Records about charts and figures

======

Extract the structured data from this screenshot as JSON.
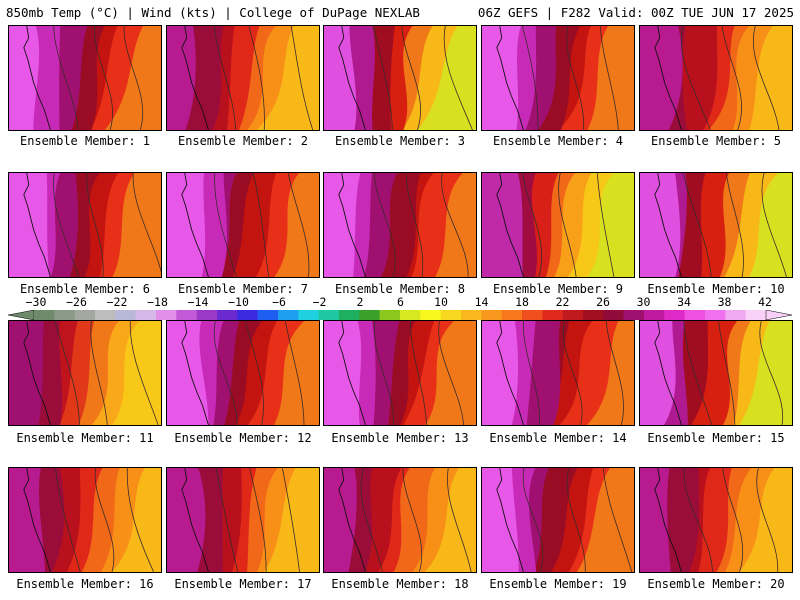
{
  "header": {
    "title_left": "850mb Temp (°C) | Wind (kts) | College of DuPage NEXLAB",
    "title_right": "06Z GEFS | F282 Valid: 00Z TUE JUN 17 2025"
  },
  "panels": [
    {
      "label": "Ensemble Member: 1",
      "style": "hotwest"
    },
    {
      "label": "Ensemble Member: 2",
      "style": "warm"
    },
    {
      "label": "Ensemble Member: 3",
      "style": "hotwest_cool_ne"
    },
    {
      "label": "Ensemble Member: 4",
      "style": "hotwest"
    },
    {
      "label": "Ensemble Member: 5",
      "style": "warm"
    },
    {
      "label": "Ensemble Member: 6",
      "style": "hotwest"
    },
    {
      "label": "Ensemble Member: 7",
      "style": "hotwest"
    },
    {
      "label": "Ensemble Member: 8",
      "style": "hotwest"
    },
    {
      "label": "Ensemble Member: 9",
      "style": "mild_cool_ne"
    },
    {
      "label": "Ensemble Member: 10",
      "style": "hotwest_cool_ne"
    },
    {
      "label": "Ensemble Member: 11",
      "style": "mild"
    },
    {
      "label": "Ensemble Member: 12",
      "style": "hotwest"
    },
    {
      "label": "Ensemble Member: 13",
      "style": "hotwest"
    },
    {
      "label": "Ensemble Member: 14",
      "style": "hotwest"
    },
    {
      "label": "Ensemble Member: 15",
      "style": "hotwest_cool_ne"
    },
    {
      "label": "Ensemble Member: 16",
      "style": "warm"
    },
    {
      "label": "Ensemble Member: 17",
      "style": "warm"
    },
    {
      "label": "Ensemble Member: 18",
      "style": "warm"
    },
    {
      "label": "Ensemble Member: 19",
      "style": "hotwest"
    },
    {
      "label": "Ensemble Member: 20",
      "style": "warm"
    }
  ],
  "colorbar": {
    "ticks": [
      "−30",
      "−26",
      "−22",
      "−18",
      "−14",
      "−10",
      "−6",
      "−2",
      "2",
      "6",
      "10",
      "14",
      "18",
      "22",
      "26",
      "30",
      "34",
      "38",
      "42"
    ],
    "colors": [
      "#6f8a6b",
      "#8a9a86",
      "#a2a8a0",
      "#bdbdbd",
      "#b8b8d8",
      "#d6b8e8",
      "#e08ee8",
      "#c25ad8",
      "#9a38c8",
      "#6a2ad0",
      "#3a2ae0",
      "#1e5ef0",
      "#1ea0f0",
      "#1ed0e0",
      "#1ec8a0",
      "#1eb060",
      "#3aa02a",
      "#8ac81e",
      "#d8e81e",
      "#f8f81e",
      "#f8d81e",
      "#f8b81e",
      "#f8981e",
      "#f8781e",
      "#f0501e",
      "#e02a1e",
      "#c01a1e",
      "#a0101e",
      "#900a3a",
      "#a01070",
      "#c01aa0",
      "#e02ac8",
      "#f050e0",
      "#f070f0",
      "#f0a8f0",
      "#f8d0f8"
    ]
  }
}
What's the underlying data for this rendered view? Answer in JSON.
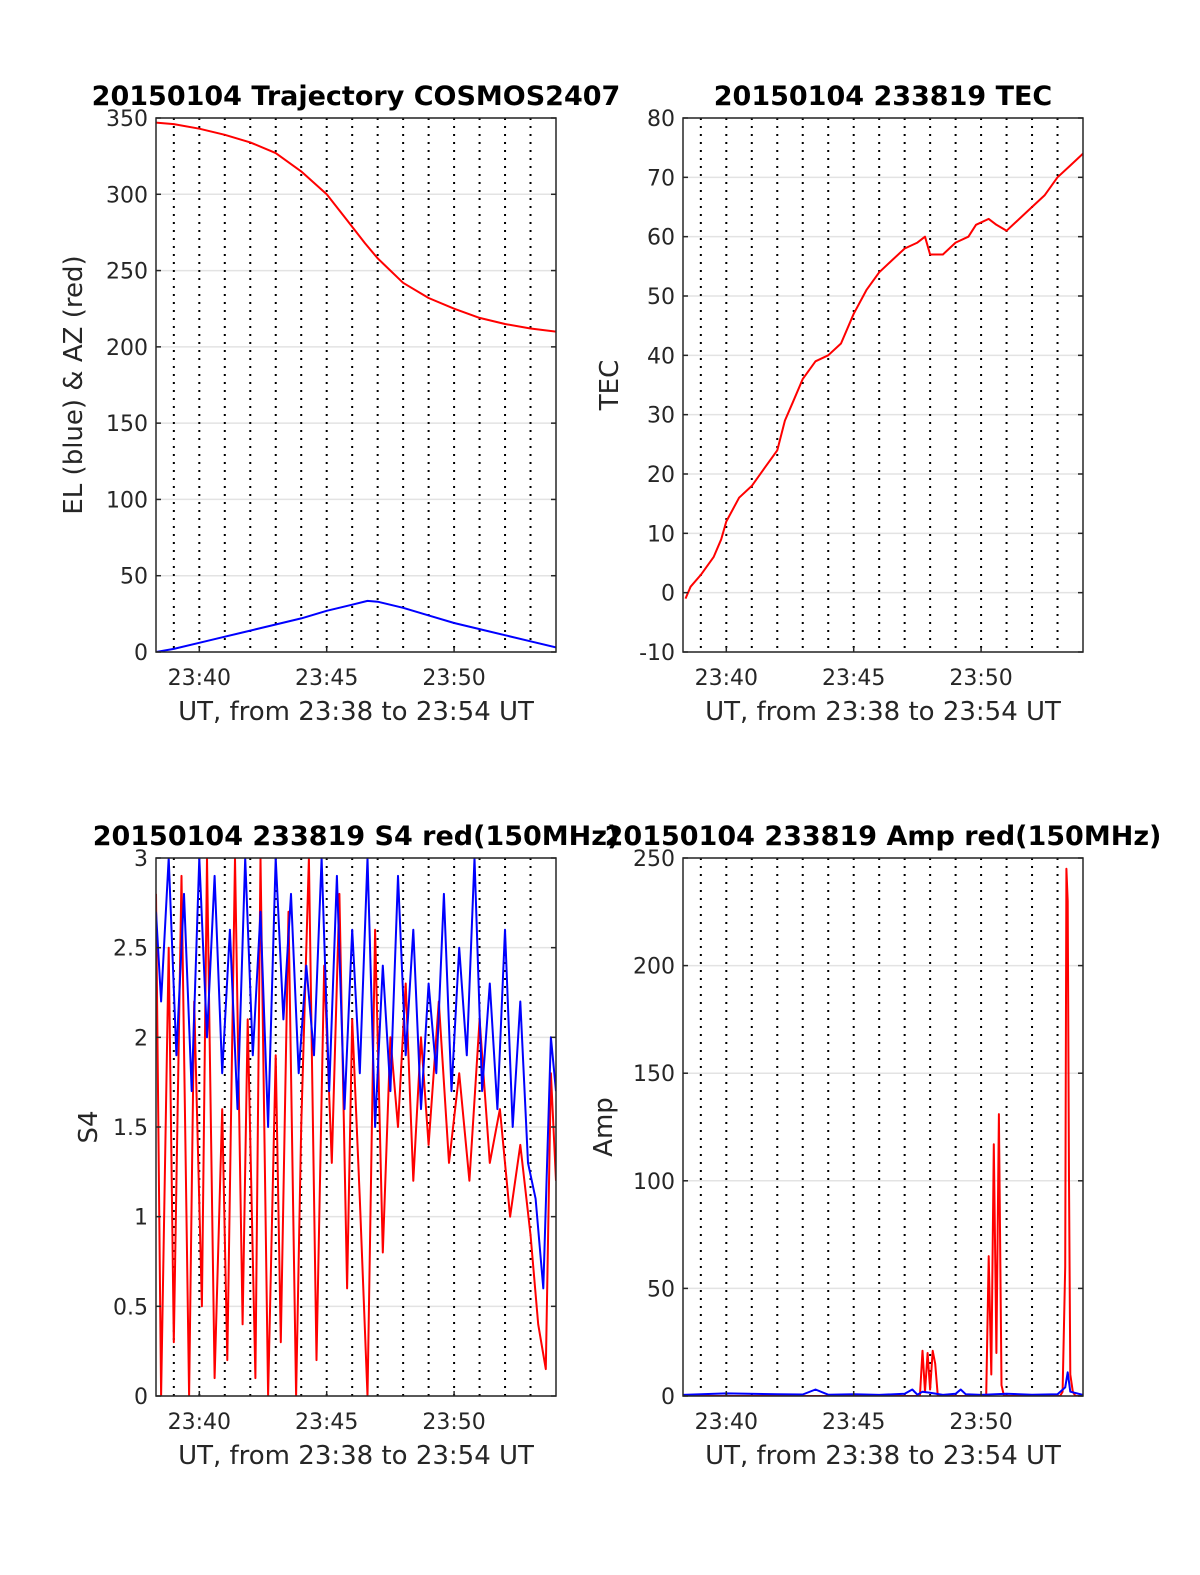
{
  "chart_data": [
    {
      "id": "trajectory",
      "type": "line",
      "title": "20150104 Trajectory COSMOS2407",
      "xlabel": "UT, from 23:38 to 23:54 UT",
      "ylabel": "EL (blue) & AZ (red)",
      "x_unit": "minutes of hour 23",
      "xlim": [
        38.3,
        54.0
      ],
      "ylim": [
        0,
        350
      ],
      "yticks": [
        0,
        50,
        100,
        150,
        200,
        250,
        300,
        350
      ],
      "ytick_labels": [
        "0",
        "50",
        "100",
        "150",
        "200",
        "250",
        "300",
        "350"
      ],
      "xticks": [
        40,
        45,
        50
      ],
      "xtick_labels": [
        "23:40",
        "23:45",
        "23:50"
      ],
      "minor_xgrid": [
        39,
        40,
        41,
        42,
        43,
        44,
        45,
        46,
        47,
        48,
        49,
        50,
        51,
        52,
        53
      ],
      "grid": true,
      "series": [
        {
          "color": "#ff0000",
          "x": [
            38.3,
            39.0,
            40.0,
            41.0,
            42.0,
            43.0,
            44.0,
            45.0,
            45.8,
            46.5,
            47.0,
            48.0,
            49.0,
            50.0,
            51.0,
            52.0,
            53.0,
            54.0
          ],
          "values": [
            347,
            346,
            343,
            339,
            334,
            327,
            315,
            300,
            283,
            268,
            258,
            242,
            232,
            225,
            219,
            215,
            212,
            210
          ]
        },
        {
          "color": "#0000ff",
          "x": [
            38.3,
            39.0,
            40.0,
            41.0,
            42.0,
            43.0,
            44.0,
            45.0,
            46.0,
            46.6,
            47.0,
            48.0,
            49.0,
            50.0,
            51.0,
            52.0,
            53.0,
            54.0
          ],
          "values": [
            0,
            2,
            6,
            10,
            14,
            18,
            22,
            27,
            31,
            33.5,
            33,
            29,
            24,
            19,
            15,
            11,
            7,
            3
          ]
        }
      ]
    },
    {
      "id": "tec",
      "type": "line",
      "title": "20150104 233819 TEC",
      "xlabel": "UT, from 23:38 to 23:54 UT",
      "ylabel": "TEC",
      "x_unit": "minutes of hour 23",
      "xlim": [
        38.3,
        54.0
      ],
      "ylim": [
        -10,
        80
      ],
      "yticks": [
        -10,
        0,
        10,
        20,
        30,
        40,
        50,
        60,
        70,
        80
      ],
      "ytick_labels": [
        "-10",
        "0",
        "10",
        "20",
        "30",
        "40",
        "50",
        "60",
        "70",
        "80"
      ],
      "xticks": [
        40,
        45,
        50
      ],
      "xtick_labels": [
        "23:40",
        "23:45",
        "23:50"
      ],
      "minor_xgrid": [
        39,
        40,
        41,
        42,
        43,
        44,
        45,
        46,
        47,
        48,
        49,
        50,
        51,
        52,
        53
      ],
      "grid": true,
      "series": [
        {
          "color": "#ff0000",
          "x": [
            38.4,
            38.6,
            39.0,
            39.5,
            39.8,
            40.0,
            40.5,
            41.0,
            41.5,
            42.0,
            42.3,
            42.6,
            43.0,
            43.5,
            44.0,
            44.5,
            45.0,
            45.5,
            46.0,
            46.5,
            47.0,
            47.5,
            47.8,
            48.0,
            48.5,
            49.0,
            49.5,
            49.8,
            50.3,
            50.6,
            51.0,
            51.5,
            52.0,
            52.5,
            53.0,
            53.5,
            54.0
          ],
          "values": [
            -1,
            1,
            3,
            6,
            9,
            12,
            16,
            18,
            21,
            24,
            29,
            32,
            36,
            39,
            40,
            42,
            47,
            51,
            54,
            56,
            58,
            59,
            60,
            57,
            57,
            59,
            60,
            62,
            63,
            62,
            61,
            63,
            65,
            67,
            70,
            72,
            74
          ]
        }
      ]
    },
    {
      "id": "s4",
      "type": "line",
      "title": "20150104 233819 S4 red(150MHz)",
      "xlabel": "UT, from 23:38 to 23:54 UT",
      "ylabel": "S4",
      "x_unit": "minutes of hour 23",
      "xlim": [
        38.3,
        54.0
      ],
      "ylim": [
        0,
        3
      ],
      "yticks": [
        0,
        0.5,
        1,
        1.5,
        2,
        2.5,
        3
      ],
      "ytick_labels": [
        "0",
        "0.5",
        "1",
        "1.5",
        "2",
        "2.5",
        "3"
      ],
      "xticks": [
        40,
        45,
        50
      ],
      "xtick_labels": [
        "23:40",
        "23:45",
        "23:50"
      ],
      "minor_xgrid": [
        39,
        40,
        41,
        42,
        43,
        44,
        45,
        46,
        47,
        48,
        49,
        50,
        51,
        52,
        53
      ],
      "grid": true,
      "series": [
        {
          "color": "#ff0000",
          "x": [
            38.3,
            38.5,
            38.8,
            39.0,
            39.3,
            39.6,
            39.8,
            40.1,
            40.3,
            40.6,
            40.9,
            41.1,
            41.4,
            41.7,
            41.9,
            42.2,
            42.4,
            42.7,
            43.0,
            43.2,
            43.5,
            43.8,
            44.0,
            44.3,
            44.6,
            44.9,
            45.2,
            45.5,
            45.8,
            46.0,
            46.3,
            46.6,
            46.9,
            47.2,
            47.5,
            47.8,
            48.1,
            48.4,
            48.7,
            49.0,
            49.4,
            49.8,
            50.2,
            50.6,
            51.0,
            51.4,
            51.8,
            52.2,
            52.6,
            53.0,
            53.3,
            53.6,
            53.8,
            54.0
          ],
          "values": [
            2.8,
            0,
            2.5,
            0.3,
            2.9,
            0,
            2.2,
            0.5,
            3,
            0.1,
            1.6,
            0.2,
            3,
            0.4,
            2.1,
            0.1,
            3,
            0,
            1.9,
            0.3,
            2.7,
            0,
            1.5,
            3,
            0.2,
            2.4,
            1.3,
            2.8,
            0.6,
            2.1,
            1.1,
            0,
            2.6,
            0.8,
            2.0,
            1.5,
            2.3,
            1.2,
            2.0,
            1.4,
            2.2,
            1.3,
            1.8,
            1.2,
            2.1,
            1.3,
            1.6,
            1.0,
            1.4,
            0.9,
            0.4,
            0.15,
            1.8,
            1.2
          ]
        },
        {
          "color": "#0000ff",
          "x": [
            38.3,
            38.5,
            38.8,
            39.1,
            39.4,
            39.7,
            40.0,
            40.3,
            40.6,
            40.9,
            41.2,
            41.5,
            41.8,
            42.1,
            42.4,
            42.7,
            43.0,
            43.3,
            43.6,
            43.9,
            44.2,
            44.5,
            44.8,
            45.1,
            45.4,
            45.7,
            46.0,
            46.3,
            46.6,
            46.9,
            47.2,
            47.5,
            47.8,
            48.1,
            48.4,
            48.7,
            49.0,
            49.3,
            49.6,
            49.9,
            50.2,
            50.5,
            50.8,
            51.1,
            51.4,
            51.7,
            52.0,
            52.3,
            52.6,
            52.9,
            53.2,
            53.5,
            53.8,
            54.0
          ],
          "values": [
            2.7,
            2.2,
            3,
            1.9,
            2.8,
            1.7,
            3,
            2.0,
            2.9,
            1.8,
            2.6,
            1.6,
            3,
            1.9,
            2.7,
            1.5,
            3,
            2.1,
            2.8,
            1.8,
            2.4,
            1.9,
            3,
            1.7,
            2.9,
            1.6,
            2.6,
            1.8,
            3,
            1.5,
            2.4,
            1.7,
            2.9,
            1.9,
            2.6,
            1.6,
            2.3,
            1.8,
            2.8,
            1.7,
            2.5,
            1.9,
            3,
            1.7,
            2.3,
            1.6,
            2.6,
            1.5,
            2.2,
            1.3,
            1.1,
            0.6,
            2.0,
            1.7
          ]
        }
      ]
    },
    {
      "id": "amp",
      "type": "line",
      "title": "20150104 233819 Amp red(150MHz)",
      "xlabel": "UT, from 23:38 to 23:54 UT",
      "ylabel": "Amp",
      "x_unit": "minutes of hour 23",
      "xlim": [
        38.3,
        54.0
      ],
      "ylim": [
        0,
        250
      ],
      "yticks": [
        0,
        50,
        100,
        150,
        200,
        250
      ],
      "ytick_labels": [
        "0",
        "50",
        "100",
        "150",
        "200",
        "250"
      ],
      "xticks": [
        40,
        45,
        50
      ],
      "xtick_labels": [
        "23:40",
        "23:45",
        "23:50"
      ],
      "minor_xgrid": [
        39,
        40,
        41,
        42,
        43,
        44,
        45,
        46,
        47,
        48,
        49,
        50,
        51,
        52,
        53
      ],
      "grid": true,
      "series": [
        {
          "color": "#ff0000",
          "x": [
            38.3,
            47.6,
            47.7,
            47.8,
            47.9,
            48.0,
            48.1,
            48.2,
            48.3,
            49.0,
            50.2,
            50.3,
            50.4,
            50.5,
            50.6,
            50.7,
            50.8,
            50.9,
            51.0,
            52.0,
            53.1,
            53.2,
            53.3,
            53.35,
            53.4,
            53.45,
            53.5,
            53.6,
            53.7,
            54.0
          ],
          "values": [
            0,
            0,
            21,
            2,
            20,
            3,
            21,
            15,
            0,
            0,
            0,
            65,
            10,
            117,
            20,
            131,
            5,
            0,
            0,
            0,
            0,
            2,
            60,
            245,
            230,
            100,
            10,
            2,
            0,
            0
          ]
        },
        {
          "color": "#0000ff",
          "x": [
            38.3,
            40.0,
            42.0,
            43.0,
            43.5,
            44.0,
            45.0,
            46.0,
            47.0,
            47.3,
            47.5,
            47.7,
            48.0,
            48.5,
            49.0,
            49.2,
            49.4,
            50.0,
            51.0,
            52.0,
            53.0,
            53.3,
            53.4,
            53.5,
            54.0
          ],
          "values": [
            0.5,
            1.2,
            0.8,
            0.7,
            3,
            0.6,
            0.8,
            0.5,
            1.0,
            3,
            0.6,
            2,
            1.5,
            0.5,
            1.0,
            3,
            0.8,
            0.5,
            1.0,
            0.6,
            0.8,
            4,
            11,
            2,
            0.5
          ]
        }
      ]
    }
  ]
}
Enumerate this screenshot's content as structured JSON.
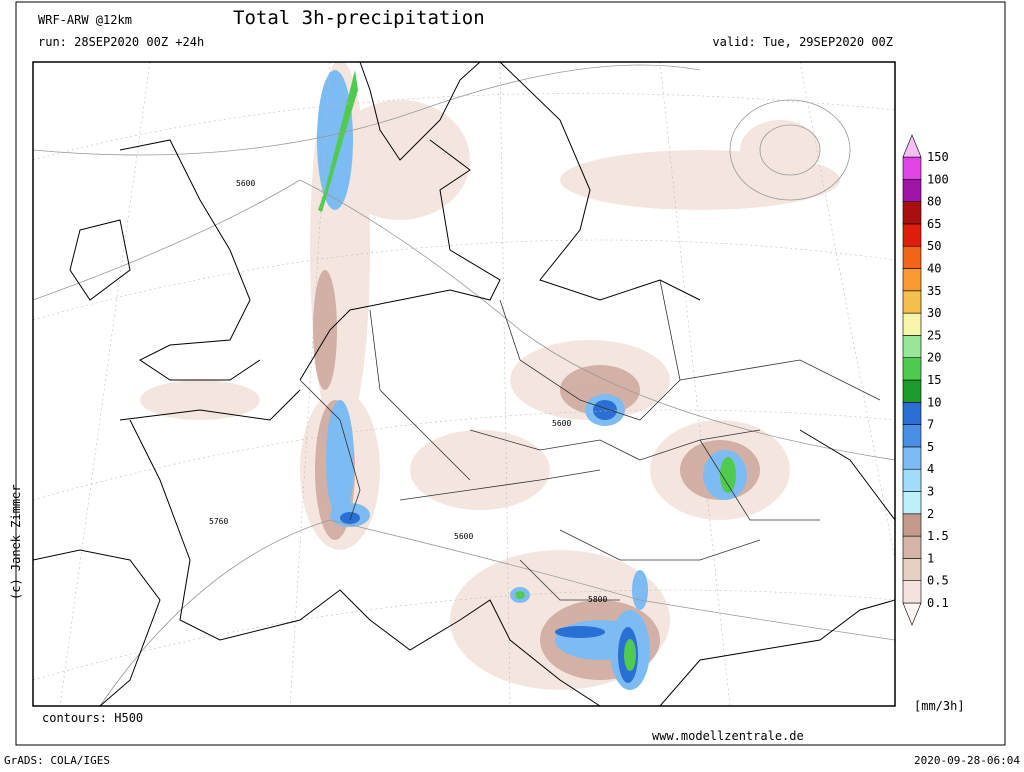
{
  "header": {
    "model": "WRF-ARW @12km",
    "title": "Total 3h-precipitation",
    "run": "run: 28SEP2020 00Z +24h",
    "valid": "valid: Tue, 29SEP2020 00Z"
  },
  "map": {
    "contour_labels": [
      "5600",
      "5600",
      "5760",
      "5600",
      "5800"
    ],
    "credit": "(c) Janek Zimmer",
    "contours": "contours: H500",
    "website": "www.modellzentrale.de"
  },
  "colorbar": {
    "unit": "[mm/3h]",
    "levels": [
      "0.1",
      "0.5",
      "1",
      "1.5",
      "2",
      "3",
      "4",
      "5",
      "7",
      "10",
      "15",
      "20",
      "25",
      "30",
      "35",
      "40",
      "50",
      "65",
      "80",
      "100",
      "150"
    ],
    "colors": [
      "#fdf6f2",
      "#f3e3dc",
      "#e6cfc5",
      "#d6b3a7",
      "#c49a8d",
      "#bdf0fb",
      "#a2dcfa",
      "#7cbcf3",
      "#4a8fe6",
      "#2a6fd3",
      "#1e9a2a",
      "#4fcc4f",
      "#98e698",
      "#f8f6a8",
      "#f5c04a",
      "#f89a30",
      "#f26418",
      "#e01e0c",
      "#a81010",
      "#a014a8",
      "#e044e6",
      "#f4c0f4"
    ]
  },
  "footer": {
    "software": "GrADS: COLA/IGES",
    "timestamp": "2020-09-28-06:04"
  }
}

======

▶ **WORK TO DO**
Up to and including the last line of the listing, starting at the line with "Enumerate this screenshot's", extract every line exactly and leave out the pictures.

▶ **RESULT OF THIS EXERCISE**
Enumerate this screenshot's content as structured JSON.
{
  "header": {
    "model": "WRF-ARW @12km",
    "title": "Total 3h-precipitation",
    "run": "run: 28SEP2020 00Z +24h",
    "valid": "valid: Tue, 29SEP2020 00Z"
  },
  "map": {
    "contour_labels": [
      "5600",
      "5600",
      "5760",
      "5600",
      "5800"
    ],
    "credit": "(c) Janek Zimmer",
    "contours": "contours: H500",
    "website": "www.modellzentrale.de"
  },
  "colorbar": {
    "unit": "[mm/3h]",
    "levels": [
      "0.1",
      "0.5",
      "1",
      "1.5",
      "2",
      "3",
      "4",
      "5",
      "7",
      "10",
      "15",
      "20",
      "25",
      "30",
      "35",
      "40",
      "50",
      "65",
      "80",
      "100",
      "150"
    ],
    "colors": [
      "#fdf6f2",
      "#f3e3dc",
      "#e6cfc5",
      "#d6b3a7",
      "#c49a8d",
      "#bdf0fb",
      "#a2dcfa",
      "#7cbcf3",
      "#4a8fe6",
      "#2a6fd3",
      "#1e9a2a",
      "#4fcc4f",
      "#98e698",
      "#f8f6a8",
      "#f5c04a",
      "#f89a30",
      "#f26418",
      "#e01e0c",
      "#a81010",
      "#a014a8",
      "#e044e6",
      "#f4c0f4"
    ]
  },
  "footer": {
    "software": "GrADS: COLA/IGES",
    "timestamp": "2020-09-28-06:04"
  }
}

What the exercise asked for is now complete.